┌─ Data provided
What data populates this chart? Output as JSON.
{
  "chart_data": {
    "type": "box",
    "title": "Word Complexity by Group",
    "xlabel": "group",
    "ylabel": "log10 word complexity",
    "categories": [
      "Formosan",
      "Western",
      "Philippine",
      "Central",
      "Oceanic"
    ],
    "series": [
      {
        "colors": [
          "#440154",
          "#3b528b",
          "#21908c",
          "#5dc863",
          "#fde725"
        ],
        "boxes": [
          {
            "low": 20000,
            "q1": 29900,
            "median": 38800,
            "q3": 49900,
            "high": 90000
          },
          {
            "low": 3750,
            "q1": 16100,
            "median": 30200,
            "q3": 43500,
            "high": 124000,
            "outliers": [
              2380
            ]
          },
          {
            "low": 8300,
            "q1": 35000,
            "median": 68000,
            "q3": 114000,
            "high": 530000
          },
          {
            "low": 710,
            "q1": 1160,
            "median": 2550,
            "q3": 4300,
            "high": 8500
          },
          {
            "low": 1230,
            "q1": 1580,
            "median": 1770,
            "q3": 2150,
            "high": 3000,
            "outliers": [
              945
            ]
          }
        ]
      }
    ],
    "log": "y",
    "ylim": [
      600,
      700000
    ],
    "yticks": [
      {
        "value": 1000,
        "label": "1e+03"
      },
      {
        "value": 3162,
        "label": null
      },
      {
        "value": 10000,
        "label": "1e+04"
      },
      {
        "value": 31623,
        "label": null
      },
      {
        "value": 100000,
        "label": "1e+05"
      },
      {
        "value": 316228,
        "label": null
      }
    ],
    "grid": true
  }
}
└─
Exercise brief: Reproduce all the records precisely.

Solution:
What data populates this chart? Output as JSON.
{
  "chart_data": {
    "type": "box",
    "title": "Word Complexity by Group",
    "xlabel": "group",
    "ylabel": "log10 word complexity",
    "categories": [
      "Formosan",
      "Western",
      "Philippine",
      "Central",
      "Oceanic"
    ],
    "series": [
      {
        "colors": [
          "#440154",
          "#3b528b",
          "#21908c",
          "#5dc863",
          "#fde725"
        ],
        "boxes": [
          {
            "low": 20000,
            "q1": 29900,
            "median": 38800,
            "q3": 49900,
            "high": 90000
          },
          {
            "low": 3750,
            "q1": 16100,
            "median": 30200,
            "q3": 43500,
            "high": 124000,
            "outliers": [
              2380
            ]
          },
          {
            "low": 8300,
            "q1": 35000,
            "median": 68000,
            "q3": 114000,
            "high": 530000
          },
          {
            "low": 710,
            "q1": 1160,
            "median": 2550,
            "q3": 4300,
            "high": 8500
          },
          {
            "low": 1230,
            "q1": 1580,
            "median": 1770,
            "q3": 2150,
            "high": 3000,
            "outliers": [
              945
            ]
          }
        ]
      }
    ],
    "log": "y",
    "ylim": [
      600,
      700000
    ],
    "yticks": [
      {
        "value": 1000,
        "label": "1e+03"
      },
      {
        "value": 3162,
        "label": null
      },
      {
        "value": 10000,
        "label": "1e+04"
      },
      {
        "value": 31623,
        "label": null
      },
      {
        "value": 100000,
        "label": "1e+05"
      },
      {
        "value": 316228,
        "label": null
      }
    ],
    "grid": true
  }
}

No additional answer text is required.